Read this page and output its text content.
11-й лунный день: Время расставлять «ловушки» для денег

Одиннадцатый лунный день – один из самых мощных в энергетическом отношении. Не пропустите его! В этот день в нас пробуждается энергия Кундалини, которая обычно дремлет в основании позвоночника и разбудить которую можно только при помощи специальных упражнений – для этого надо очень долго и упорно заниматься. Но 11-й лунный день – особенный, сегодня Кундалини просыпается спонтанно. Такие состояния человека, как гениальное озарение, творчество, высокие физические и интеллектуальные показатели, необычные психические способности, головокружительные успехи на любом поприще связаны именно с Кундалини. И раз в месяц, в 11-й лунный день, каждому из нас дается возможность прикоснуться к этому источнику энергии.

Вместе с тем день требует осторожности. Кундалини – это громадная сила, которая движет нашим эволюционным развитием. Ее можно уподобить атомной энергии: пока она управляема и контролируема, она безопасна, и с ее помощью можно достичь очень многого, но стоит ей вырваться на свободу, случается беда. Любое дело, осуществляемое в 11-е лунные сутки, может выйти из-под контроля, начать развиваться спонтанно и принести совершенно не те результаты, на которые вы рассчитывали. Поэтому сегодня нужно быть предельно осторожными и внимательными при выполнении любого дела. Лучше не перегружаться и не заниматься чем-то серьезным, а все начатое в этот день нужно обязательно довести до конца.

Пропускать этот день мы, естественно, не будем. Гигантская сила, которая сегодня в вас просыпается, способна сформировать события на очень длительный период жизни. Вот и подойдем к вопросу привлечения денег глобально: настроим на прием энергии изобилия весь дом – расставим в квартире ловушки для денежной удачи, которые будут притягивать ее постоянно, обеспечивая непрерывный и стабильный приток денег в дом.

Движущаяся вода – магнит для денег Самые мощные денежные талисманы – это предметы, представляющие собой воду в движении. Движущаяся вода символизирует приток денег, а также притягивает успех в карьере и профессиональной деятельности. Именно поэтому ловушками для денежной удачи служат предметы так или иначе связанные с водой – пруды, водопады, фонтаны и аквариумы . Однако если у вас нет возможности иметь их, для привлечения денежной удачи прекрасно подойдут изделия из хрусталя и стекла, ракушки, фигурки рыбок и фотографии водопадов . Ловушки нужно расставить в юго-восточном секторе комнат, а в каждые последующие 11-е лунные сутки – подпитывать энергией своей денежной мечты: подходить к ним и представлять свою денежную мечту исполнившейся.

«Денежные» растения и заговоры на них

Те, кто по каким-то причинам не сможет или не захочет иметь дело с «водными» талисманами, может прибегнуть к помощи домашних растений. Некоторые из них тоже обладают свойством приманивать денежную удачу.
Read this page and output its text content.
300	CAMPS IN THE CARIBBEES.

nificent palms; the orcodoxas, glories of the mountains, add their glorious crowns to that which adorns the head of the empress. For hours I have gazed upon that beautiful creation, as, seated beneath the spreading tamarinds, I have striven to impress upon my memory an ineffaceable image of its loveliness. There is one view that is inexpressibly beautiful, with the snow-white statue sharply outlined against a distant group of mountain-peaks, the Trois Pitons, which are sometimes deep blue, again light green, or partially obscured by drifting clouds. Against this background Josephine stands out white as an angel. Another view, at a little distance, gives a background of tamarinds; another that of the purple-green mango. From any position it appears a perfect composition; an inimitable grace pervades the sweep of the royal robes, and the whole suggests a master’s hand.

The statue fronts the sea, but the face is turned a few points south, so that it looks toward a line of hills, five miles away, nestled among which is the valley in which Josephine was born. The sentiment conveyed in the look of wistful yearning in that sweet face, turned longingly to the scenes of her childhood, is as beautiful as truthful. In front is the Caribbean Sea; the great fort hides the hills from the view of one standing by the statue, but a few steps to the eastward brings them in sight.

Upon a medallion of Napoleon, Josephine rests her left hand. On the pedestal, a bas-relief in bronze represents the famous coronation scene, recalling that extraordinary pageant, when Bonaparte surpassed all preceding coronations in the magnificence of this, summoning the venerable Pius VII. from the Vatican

▬▬▬▬▬▬

Across all the entries, count the lines that contain the word "нужно" and give the number by itself.

2